**Aim**
Reproduce the following lines without any changes.

##### Record excerpts #####

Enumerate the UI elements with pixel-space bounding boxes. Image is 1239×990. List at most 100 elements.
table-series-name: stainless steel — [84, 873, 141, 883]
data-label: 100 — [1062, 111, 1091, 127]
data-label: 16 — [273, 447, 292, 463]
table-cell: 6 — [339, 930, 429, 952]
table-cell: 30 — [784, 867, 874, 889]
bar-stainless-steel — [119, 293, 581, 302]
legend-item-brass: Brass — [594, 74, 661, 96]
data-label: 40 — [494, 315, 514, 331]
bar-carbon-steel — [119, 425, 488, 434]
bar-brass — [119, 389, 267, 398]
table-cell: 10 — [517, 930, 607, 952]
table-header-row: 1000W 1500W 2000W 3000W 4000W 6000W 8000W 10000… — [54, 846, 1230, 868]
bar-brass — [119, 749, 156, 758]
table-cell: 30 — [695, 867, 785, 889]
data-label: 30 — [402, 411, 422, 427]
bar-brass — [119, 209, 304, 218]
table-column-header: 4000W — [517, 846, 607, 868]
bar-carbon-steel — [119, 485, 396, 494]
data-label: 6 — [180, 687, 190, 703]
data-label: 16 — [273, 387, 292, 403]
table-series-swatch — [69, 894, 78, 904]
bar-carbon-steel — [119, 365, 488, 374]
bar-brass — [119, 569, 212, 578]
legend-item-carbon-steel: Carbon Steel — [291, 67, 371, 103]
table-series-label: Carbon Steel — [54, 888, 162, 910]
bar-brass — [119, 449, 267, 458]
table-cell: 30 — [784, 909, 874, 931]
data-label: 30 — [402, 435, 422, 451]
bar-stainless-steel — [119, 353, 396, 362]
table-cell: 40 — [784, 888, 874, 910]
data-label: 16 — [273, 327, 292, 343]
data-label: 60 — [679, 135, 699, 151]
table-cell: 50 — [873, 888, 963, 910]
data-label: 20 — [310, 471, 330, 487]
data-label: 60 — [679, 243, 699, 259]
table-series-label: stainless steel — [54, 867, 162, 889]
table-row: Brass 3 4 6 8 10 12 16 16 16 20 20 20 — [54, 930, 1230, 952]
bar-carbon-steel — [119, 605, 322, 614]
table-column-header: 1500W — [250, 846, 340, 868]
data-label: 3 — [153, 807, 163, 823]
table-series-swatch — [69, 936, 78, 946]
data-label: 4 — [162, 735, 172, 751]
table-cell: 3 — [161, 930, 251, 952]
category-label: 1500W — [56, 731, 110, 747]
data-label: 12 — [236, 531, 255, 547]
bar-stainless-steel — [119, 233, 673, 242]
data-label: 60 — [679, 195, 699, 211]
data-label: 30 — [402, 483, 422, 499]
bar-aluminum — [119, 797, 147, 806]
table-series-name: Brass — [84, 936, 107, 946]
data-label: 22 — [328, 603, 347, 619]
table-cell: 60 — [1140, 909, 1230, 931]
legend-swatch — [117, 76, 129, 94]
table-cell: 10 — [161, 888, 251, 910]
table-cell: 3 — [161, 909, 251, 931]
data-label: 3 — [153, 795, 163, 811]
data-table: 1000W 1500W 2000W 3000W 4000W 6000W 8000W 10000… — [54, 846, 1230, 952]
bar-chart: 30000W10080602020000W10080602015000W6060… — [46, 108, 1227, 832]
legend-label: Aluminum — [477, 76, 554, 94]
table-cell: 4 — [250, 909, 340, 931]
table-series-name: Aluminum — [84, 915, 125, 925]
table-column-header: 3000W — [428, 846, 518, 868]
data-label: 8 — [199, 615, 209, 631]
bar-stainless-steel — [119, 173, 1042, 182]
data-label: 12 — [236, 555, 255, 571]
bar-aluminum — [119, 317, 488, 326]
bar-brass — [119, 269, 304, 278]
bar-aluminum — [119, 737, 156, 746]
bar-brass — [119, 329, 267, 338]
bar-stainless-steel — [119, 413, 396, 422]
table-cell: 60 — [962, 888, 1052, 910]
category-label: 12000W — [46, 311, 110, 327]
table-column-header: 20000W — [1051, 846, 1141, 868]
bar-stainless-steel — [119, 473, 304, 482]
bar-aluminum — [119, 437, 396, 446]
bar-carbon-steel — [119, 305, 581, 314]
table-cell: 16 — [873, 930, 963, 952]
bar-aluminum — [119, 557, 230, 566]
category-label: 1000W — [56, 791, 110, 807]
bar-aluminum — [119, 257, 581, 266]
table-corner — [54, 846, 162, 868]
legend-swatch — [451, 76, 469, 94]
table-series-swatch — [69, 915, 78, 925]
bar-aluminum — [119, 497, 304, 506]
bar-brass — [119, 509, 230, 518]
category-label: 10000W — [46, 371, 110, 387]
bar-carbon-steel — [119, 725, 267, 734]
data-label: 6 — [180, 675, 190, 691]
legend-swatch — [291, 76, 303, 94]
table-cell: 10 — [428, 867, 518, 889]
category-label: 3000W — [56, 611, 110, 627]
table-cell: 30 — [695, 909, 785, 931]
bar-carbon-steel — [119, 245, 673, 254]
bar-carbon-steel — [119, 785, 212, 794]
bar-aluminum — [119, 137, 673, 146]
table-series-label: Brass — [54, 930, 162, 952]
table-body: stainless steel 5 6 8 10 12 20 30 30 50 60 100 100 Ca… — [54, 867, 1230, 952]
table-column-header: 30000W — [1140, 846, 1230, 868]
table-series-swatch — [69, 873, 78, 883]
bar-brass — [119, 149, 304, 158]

#####

**Response to this task**
Enumerate the UI elements with pixel-space bounding boxes. Image is 1239×990. List at most 100 elements.
table-series-name: stainless steel — [84, 873, 141, 883]
data-label: 100 — [1062, 111, 1091, 127]
data-label: 16 — [273, 447, 292, 463]
table-cell: 6 — [339, 930, 429, 952]
table-cell: 30 — [784, 867, 874, 889]
bar-stainless-steel — [119, 293, 581, 302]
legend-item-brass: Brass — [594, 74, 661, 96]
data-label: 40 — [494, 315, 514, 331]
bar-carbon-steel — [119, 425, 488, 434]
bar-brass — [119, 389, 267, 398]
table-cell: 10 — [517, 930, 607, 952]
table-header-row: 1000W 1500W 2000W 3000W 4000W 6000W 8000W 10000… — [54, 846, 1230, 868]
bar-brass — [119, 749, 156, 758]
table-cell: 30 — [695, 867, 785, 889]
data-label: 30 — [402, 411, 422, 427]
bar-brass — [119, 209, 304, 218]
table-column-header: 4000W — [517, 846, 607, 868]
bar-carbon-steel — [119, 485, 396, 494]
data-label: 6 — [180, 687, 190, 703]
data-label: 16 — [273, 387, 292, 403]
table-series-swatch — [69, 894, 78, 904]
bar-carbon-steel — [119, 365, 488, 374]
bar-brass — [119, 569, 212, 578]
legend-item-carbon-steel: Carbon Steel — [291, 67, 371, 103]
table-series-label: Carbon Steel — [54, 888, 162, 910]
bar-brass — [119, 449, 267, 458]
table-cell: 30 — [784, 909, 874, 931]
data-label: 30 — [402, 435, 422, 451]
bar-stainless-steel — [119, 353, 396, 362]
table-cell: 40 — [784, 888, 874, 910]
data-label: 16 — [273, 327, 292, 343]
data-label: 60 — [679, 135, 699, 151]
table-cell: 50 — [873, 888, 963, 910]
data-label: 20 — [310, 471, 330, 487]
data-label: 60 — [679, 243, 699, 259]
table-series-label: stainless steel — [54, 867, 162, 889]
table-row: Brass 3 4 6 8 10 12 16 16 16 20 20 20 — [54, 930, 1230, 952]
bar-carbon-steel — [119, 605, 322, 614]
table-column-header: 1500W — [250, 846, 340, 868]
data-label: 3 — [153, 807, 163, 823]
table-series-swatch — [69, 936, 78, 946]
data-label: 4 — [162, 735, 172, 751]
table-cell: 3 — [161, 930, 251, 952]
category-label: 1500W — [56, 731, 110, 747]
data-label: 12 — [236, 531, 255, 547]
bar-stainless-steel — [119, 233, 673, 242]
data-label: 60 — [679, 195, 699, 211]
data-label: 30 — [402, 483, 422, 499]
bar-aluminum — [119, 797, 147, 806]
table-series-name: Brass — [84, 936, 107, 946]
data-label: 22 — [328, 603, 347, 619]
table-cell: 60 — [1140, 909, 1230, 931]
legend-swatch — [117, 76, 129, 94]
table-cell: 10 — [161, 888, 251, 910]
table-cell: 3 — [161, 909, 251, 931]
data-label: 3 — [153, 795, 163, 811]
data-table: 1000W 1500W 2000W 3000W 4000W 6000W 8000W 10000… — [54, 846, 1230, 952]
bar-chart: 30000W10080602020000W10080602015000W6060… — [46, 108, 1227, 832]
legend-label: Aluminum — [477, 76, 554, 94]
table-cell: 4 — [250, 909, 340, 931]
table-series-name: Aluminum — [84, 915, 125, 925]
table-column-header: 3000W — [428, 846, 518, 868]
data-label: 8 — [199, 615, 209, 631]
bar-stainless-steel — [119, 173, 1042, 182]
data-label: 12 — [236, 555, 255, 571]
bar-aluminum — [119, 317, 488, 326]
bar-brass — [119, 269, 304, 278]
bar-aluminum — [119, 737, 156, 746]
bar-brass — [119, 329, 267, 338]
bar-stainless-steel — [119, 413, 396, 422]
table-cell: 60 — [962, 888, 1052, 910]
category-label: 12000W — [46, 311, 110, 327]
table-column-header: 20000W — [1051, 846, 1141, 868]
bar-stainless-steel — [119, 473, 304, 482]
bar-aluminum — [119, 437, 396, 446]
bar-carbon-steel — [119, 305, 581, 314]
table-cell: 16 — [873, 930, 963, 952]
bar-aluminum — [119, 557, 230, 566]
category-label: 1000W — [56, 791, 110, 807]
bar-aluminum — [119, 257, 581, 266]
table-corner — [54, 846, 162, 868]
legend-swatch — [451, 76, 469, 94]
table-series-swatch — [69, 915, 78, 925]
bar-aluminum — [119, 497, 304, 506]
bar-brass — [119, 509, 230, 518]
category-label: 10000W — [46, 371, 110, 387]
bar-carbon-steel — [119, 725, 267, 734]
data-label: 6 — [180, 675, 190, 691]
legend-swatch — [291, 76, 303, 94]
table-cell: 10 — [428, 867, 518, 889]
category-label: 3000W — [56, 611, 110, 627]
table-cell: 30 — [695, 909, 785, 931]
bar-carbon-steel — [119, 245, 673, 254]
bar-carbon-steel — [119, 785, 212, 794]
bar-aluminum — [119, 137, 673, 146]
table-series-label: Brass — [54, 930, 162, 952]
table-body: stainless steel 5 6 8 10 12 20 30 30 50 60 100 100 Ca… — [54, 867, 1230, 952]
table-column-header: 30000W — [1140, 846, 1230, 868]
table-series-swatch — [69, 873, 78, 883]
bar-brass — [119, 149, 304, 158]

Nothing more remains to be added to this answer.